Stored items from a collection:
start

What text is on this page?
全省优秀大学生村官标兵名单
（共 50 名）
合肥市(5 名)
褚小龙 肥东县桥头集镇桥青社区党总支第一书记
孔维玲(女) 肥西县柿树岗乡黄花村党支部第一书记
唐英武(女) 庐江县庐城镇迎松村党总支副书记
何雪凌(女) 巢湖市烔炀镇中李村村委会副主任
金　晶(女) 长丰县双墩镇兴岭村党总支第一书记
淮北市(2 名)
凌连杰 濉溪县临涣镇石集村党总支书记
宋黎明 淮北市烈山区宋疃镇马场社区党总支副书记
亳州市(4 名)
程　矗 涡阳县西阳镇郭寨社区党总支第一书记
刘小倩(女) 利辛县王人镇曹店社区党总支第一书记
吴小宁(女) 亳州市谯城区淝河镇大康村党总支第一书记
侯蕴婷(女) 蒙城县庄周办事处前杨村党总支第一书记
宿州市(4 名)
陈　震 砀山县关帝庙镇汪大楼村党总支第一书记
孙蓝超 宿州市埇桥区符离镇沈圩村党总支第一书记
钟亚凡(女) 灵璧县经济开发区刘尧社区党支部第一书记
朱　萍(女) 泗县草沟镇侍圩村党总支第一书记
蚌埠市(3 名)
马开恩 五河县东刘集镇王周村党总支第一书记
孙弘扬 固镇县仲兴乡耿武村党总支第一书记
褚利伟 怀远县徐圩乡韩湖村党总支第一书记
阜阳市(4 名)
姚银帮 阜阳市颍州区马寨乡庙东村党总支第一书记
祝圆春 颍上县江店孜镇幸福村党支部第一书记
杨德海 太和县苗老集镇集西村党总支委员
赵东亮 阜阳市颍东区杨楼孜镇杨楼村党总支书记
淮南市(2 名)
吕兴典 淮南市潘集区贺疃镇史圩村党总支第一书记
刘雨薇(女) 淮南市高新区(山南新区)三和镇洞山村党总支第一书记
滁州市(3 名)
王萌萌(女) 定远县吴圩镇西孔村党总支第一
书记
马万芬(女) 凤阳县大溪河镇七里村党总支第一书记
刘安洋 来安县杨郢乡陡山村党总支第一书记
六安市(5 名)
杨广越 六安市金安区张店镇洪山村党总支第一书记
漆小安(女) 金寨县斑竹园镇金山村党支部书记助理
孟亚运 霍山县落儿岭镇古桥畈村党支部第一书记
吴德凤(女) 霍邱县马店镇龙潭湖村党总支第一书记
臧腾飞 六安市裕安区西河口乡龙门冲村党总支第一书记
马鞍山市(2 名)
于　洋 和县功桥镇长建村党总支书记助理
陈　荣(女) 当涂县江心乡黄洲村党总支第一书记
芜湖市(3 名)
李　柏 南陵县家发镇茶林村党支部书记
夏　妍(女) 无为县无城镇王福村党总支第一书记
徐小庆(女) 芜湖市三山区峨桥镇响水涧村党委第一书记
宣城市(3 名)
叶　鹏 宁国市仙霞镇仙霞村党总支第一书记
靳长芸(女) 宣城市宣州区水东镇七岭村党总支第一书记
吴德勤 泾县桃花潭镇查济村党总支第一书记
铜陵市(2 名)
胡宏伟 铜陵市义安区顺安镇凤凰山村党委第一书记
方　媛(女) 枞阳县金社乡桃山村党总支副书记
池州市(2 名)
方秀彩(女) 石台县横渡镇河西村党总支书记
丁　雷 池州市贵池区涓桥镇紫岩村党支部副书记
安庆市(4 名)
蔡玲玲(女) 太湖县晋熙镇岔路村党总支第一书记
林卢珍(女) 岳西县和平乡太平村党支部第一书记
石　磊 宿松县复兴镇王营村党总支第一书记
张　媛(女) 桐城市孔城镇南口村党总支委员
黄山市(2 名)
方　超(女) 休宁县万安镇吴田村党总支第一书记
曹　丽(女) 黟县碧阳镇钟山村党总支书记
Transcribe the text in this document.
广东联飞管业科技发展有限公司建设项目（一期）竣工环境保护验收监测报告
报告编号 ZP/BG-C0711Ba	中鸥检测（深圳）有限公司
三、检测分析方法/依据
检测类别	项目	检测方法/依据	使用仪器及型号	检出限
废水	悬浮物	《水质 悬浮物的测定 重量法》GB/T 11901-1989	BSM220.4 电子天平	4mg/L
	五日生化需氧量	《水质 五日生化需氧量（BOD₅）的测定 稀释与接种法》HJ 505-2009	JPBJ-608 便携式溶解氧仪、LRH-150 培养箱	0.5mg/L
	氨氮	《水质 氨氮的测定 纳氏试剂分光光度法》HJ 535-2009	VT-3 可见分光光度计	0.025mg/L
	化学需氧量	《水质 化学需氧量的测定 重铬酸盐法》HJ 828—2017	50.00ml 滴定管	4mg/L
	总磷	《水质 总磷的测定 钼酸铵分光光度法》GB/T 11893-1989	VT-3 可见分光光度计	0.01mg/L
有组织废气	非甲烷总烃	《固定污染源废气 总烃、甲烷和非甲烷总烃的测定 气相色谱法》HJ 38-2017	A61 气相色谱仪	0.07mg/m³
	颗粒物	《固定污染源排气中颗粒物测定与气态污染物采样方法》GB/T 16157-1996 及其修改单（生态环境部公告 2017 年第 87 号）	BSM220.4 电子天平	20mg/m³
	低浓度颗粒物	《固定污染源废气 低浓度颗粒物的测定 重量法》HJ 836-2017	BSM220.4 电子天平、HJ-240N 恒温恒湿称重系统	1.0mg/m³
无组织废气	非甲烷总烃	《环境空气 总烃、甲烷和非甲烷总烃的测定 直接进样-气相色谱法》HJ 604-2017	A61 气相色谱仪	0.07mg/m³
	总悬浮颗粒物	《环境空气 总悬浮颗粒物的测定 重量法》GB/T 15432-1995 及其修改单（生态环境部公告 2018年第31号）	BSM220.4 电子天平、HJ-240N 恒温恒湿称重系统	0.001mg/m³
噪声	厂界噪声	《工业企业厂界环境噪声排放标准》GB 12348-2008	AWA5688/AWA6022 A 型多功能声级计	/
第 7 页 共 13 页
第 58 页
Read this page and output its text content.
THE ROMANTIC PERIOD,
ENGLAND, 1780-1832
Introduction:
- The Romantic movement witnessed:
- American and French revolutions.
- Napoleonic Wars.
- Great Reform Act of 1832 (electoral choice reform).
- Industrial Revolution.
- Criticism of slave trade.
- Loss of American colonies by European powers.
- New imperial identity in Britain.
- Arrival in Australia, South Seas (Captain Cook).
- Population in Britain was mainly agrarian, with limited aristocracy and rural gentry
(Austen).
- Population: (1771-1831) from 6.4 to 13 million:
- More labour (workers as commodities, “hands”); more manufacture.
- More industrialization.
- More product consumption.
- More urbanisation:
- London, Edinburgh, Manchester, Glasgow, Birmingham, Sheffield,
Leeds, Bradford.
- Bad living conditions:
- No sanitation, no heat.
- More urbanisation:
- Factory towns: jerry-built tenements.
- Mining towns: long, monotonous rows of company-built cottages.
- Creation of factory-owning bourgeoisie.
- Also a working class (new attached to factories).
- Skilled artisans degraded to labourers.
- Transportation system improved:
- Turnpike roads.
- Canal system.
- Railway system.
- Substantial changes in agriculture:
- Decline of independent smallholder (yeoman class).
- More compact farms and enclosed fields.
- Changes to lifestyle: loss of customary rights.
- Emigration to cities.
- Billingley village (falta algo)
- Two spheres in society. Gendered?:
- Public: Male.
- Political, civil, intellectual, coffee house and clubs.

end

Given exercise:
Reproduce all of the entries word for word.

Solution:
What text is on this page?
全省优秀大学生村官标兵名单
（共 50 名）
合肥市(5 名)
褚小龙 肥东县桥头集镇桥青社区党总支第一书记
孔维玲(女) 肥西县柿树岗乡黄花村党支部第一书记
唐英武(女) 庐江县庐城镇迎松村党总支副书记
何雪凌(女) 巢湖市烔炀镇中李村村委会副主任
金　晶(女) 长丰县双墩镇兴岭村党总支第一书记
淮北市(2 名)
凌连杰 濉溪县临涣镇石集村党总支书记
宋黎明 淮北市烈山区宋疃镇马场社区党总支副书记
亳州市(4 名)
程　矗 涡阳县西阳镇郭寨社区党总支第一书记
刘小倩(女) 利辛县王人镇曹店社区党总支第一书记
吴小宁(女) 亳州市谯城区淝河镇大康村党总支第一书记
侯蕴婷(女) 蒙城县庄周办事处前杨村党总支第一书记
宿州市(4 名)
陈　震 砀山县关帝庙镇汪大楼村党总支第一书记
孙蓝超 宿州市埇桥区符离镇沈圩村党总支第一书记
钟亚凡(女) 灵璧县经济开发区刘尧社区党支部第一书记
朱　萍(女) 泗县草沟镇侍圩村党总支第一书记
蚌埠市(3 名)
马开恩 五河县东刘集镇王周村党总支第一书记
孙弘扬 固镇县仲兴乡耿武村党总支第一书记
褚利伟 怀远县徐圩乡韩湖村党总支第一书记
阜阳市(4 名)
姚银帮 阜阳市颍州区马寨乡庙东村党总支第一书记
祝圆春 颍上县江店孜镇幸福村党支部第一书记
杨德海 太和县苗老集镇集西村党总支委员
赵东亮 阜阳市颍东区杨楼孜镇杨楼村党总支书记
淮南市(2 名)
吕兴典 淮南市潘集区贺疃镇史圩村党总支第一书记
刘雨薇(女) 淮南市高新区(山南新区)三和镇洞山村党总支第一书记
滁州市(3 名)
王萌萌(女) 定远县吴圩镇西孔村党总支第一
书记
马万芬(女) 凤阳县大溪河镇七里村党总支第一书记
刘安洋 来安县杨郢乡陡山村党总支第一书记
六安市(5 名)
杨广越 六安市金安区张店镇洪山村党总支第一书记
漆小安(女) 金寨县斑竹园镇金山村党支部书记助理
孟亚运 霍山县落儿岭镇古桥畈村党支部第一书记
吴德凤(女) 霍邱县马店镇龙潭湖村党总支第一书记
臧腾飞 六安市裕安区西河口乡龙门冲村党总支第一书记
马鞍山市(2 名)
于　洋 和县功桥镇长建村党总支书记助理
陈　荣(女) 当涂县江心乡黄洲村党总支第一书记
芜湖市(3 名)
李　柏 南陵县家发镇茶林村党支部书记
夏　妍(女) 无为县无城镇王福村党总支第一书记
徐小庆(女) 芜湖市三山区峨桥镇响水涧村党委第一书记
宣城市(3 名)
叶　鹏 宁国市仙霞镇仙霞村党总支第一书记
靳长芸(女) 宣城市宣州区水东镇七岭村党总支第一书记
吴德勤 泾县桃花潭镇查济村党总支第一书记
铜陵市(2 名)
胡宏伟 铜陵市义安区顺安镇凤凰山村党委第一书记
方　媛(女) 枞阳县金社乡桃山村党总支副书记
池州市(2 名)
方秀彩(女) 石台县横渡镇河西村党总支书记
丁　雷 池州市贵池区涓桥镇紫岩村党支部副书记
安庆市(4 名)
蔡玲玲(女) 太湖县晋熙镇岔路村党总支第一书记
林卢珍(女) 岳西县和平乡太平村党支部第一书记
石　磊 宿松县复兴镇王营村党总支第一书记
张　媛(女) 桐城市孔城镇南口村党总支委员
黄山市(2 名)
方　超(女) 休宁县万安镇吴田村党总支第一书记
曹　丽(女) 黟县碧阳镇钟山村党总支书记
Transcribe the text in this document.
广东联飞管业科技发展有限公司建设项目（一期）竣工环境保护验收监测报告
报告编号 ZP/BG-C0711Ba	中鸥检测（深圳）有限公司
三、检测分析方法/依据
检测类别	项目	检测方法/依据	使用仪器及型号	检出限
废水	悬浮物	《水质 悬浮物的测定 重量法》GB/T 11901-1989	BSM220.4 电子天平	4mg/L
	五日生化需氧量	《水质 五日生化需氧量（BOD₅）的测定 稀释与接种法》HJ 505-2009	JPBJ-608 便携式溶解氧仪、LRH-150 培养箱	0.5mg/L
	氨氮	《水质 氨氮的测定 纳氏试剂分光光度法》HJ 535-2009	VT-3 可见分光光度计	0.025mg/L
	化学需氧量	《水质 化学需氧量的测定 重铬酸盐法》HJ 828—2017	50.00ml 滴定管	4mg/L
	总磷	《水质 总磷的测定 钼酸铵分光光度法》GB/T 11893-1989	VT-3 可见分光光度计	0.01mg/L
有组织废气	非甲烷总烃	《固定污染源废气 总烃、甲烷和非甲烷总烃的测定 气相色谱法》HJ 38-2017	A61 气相色谱仪	0.07mg/m³
	颗粒物	《固定污染源排气中颗粒物测定与气态污染物采样方法》GB/T 16157-1996 及其修改单（生态环境部公告 2017 年第 87 号）	BSM220.4 电子天平	20mg/m³
	低浓度颗粒物	《固定污染源废气 低浓度颗粒物的测定 重量法》HJ 836-2017	BSM220.4 电子天平、HJ-240N 恒温恒湿称重系统	1.0mg/m³
无组织废气	非甲烷总烃	《环境空气 总烃、甲烷和非甲烷总烃的测定 直接进样-气相色谱法》HJ 604-2017	A61 气相色谱仪	0.07mg/m³
	总悬浮颗粒物	《环境空气 总悬浮颗粒物的测定 重量法》GB/T 15432-1995 及其修改单（生态环境部公告 2018年第31号）	BSM220.4 电子天平、HJ-240N 恒温恒湿称重系统	0.001mg/m³
噪声	厂界噪声	《工业企业厂界环境噪声排放标准》GB 12348-2008	AWA5688/AWA6022 A 型多功能声级计	/
第 7 页 共 13 页
第 58 页
Read this page and output its text content.
THE ROMANTIC PERIOD,
ENGLAND, 1780-1832
Introduction:
- The Romantic movement witnessed:
- American and French revolutions.
- Napoleonic Wars.
- Great Reform Act of 1832 (electoral choice reform).
- Industrial Revolution.
- Criticism of slave trade.
- Loss of American colonies by European powers.
- New imperial identity in Britain.
- Arrival in Australia, South Seas (Captain Cook).
- Population in Britain was mainly agrarian, with limited aristocracy and rural gentry
(Austen).
- Population: (1771-1831) from 6.4 to 13 million:
- More labour (workers as commodities, “hands”); more manufacture.
- More industrialization.
- More product consumption.
- More urbanisation:
- London, Edinburgh, Manchester, Glasgow, Birmingham, Sheffield,
Leeds, Bradford.
- Bad living conditions:
- No sanitation, no heat.
- More urbanisation:
- Factory towns: jerry-built tenements.
- Mining towns: long, monotonous rows of company-built cottages.
- Creation of factory-owning bourgeoisie.
- Also a working class (new attached to factories).
- Skilled artisans degraded to labourers.
- Transportation system improved:
- Turnpike roads.
- Canal system.
- Railway system.
- Substantial changes in agriculture:
- Decline of independent smallholder (yeoman class).
- More compact farms and enclosed fields.
- Changes to lifestyle: loss of customary rights.
- Emigration to cities.
- Billingley village (falta algo)
- Two spheres in society. Gendered?:
- Public: Male.
- Political, civil, intellectual, coffee house and clubs.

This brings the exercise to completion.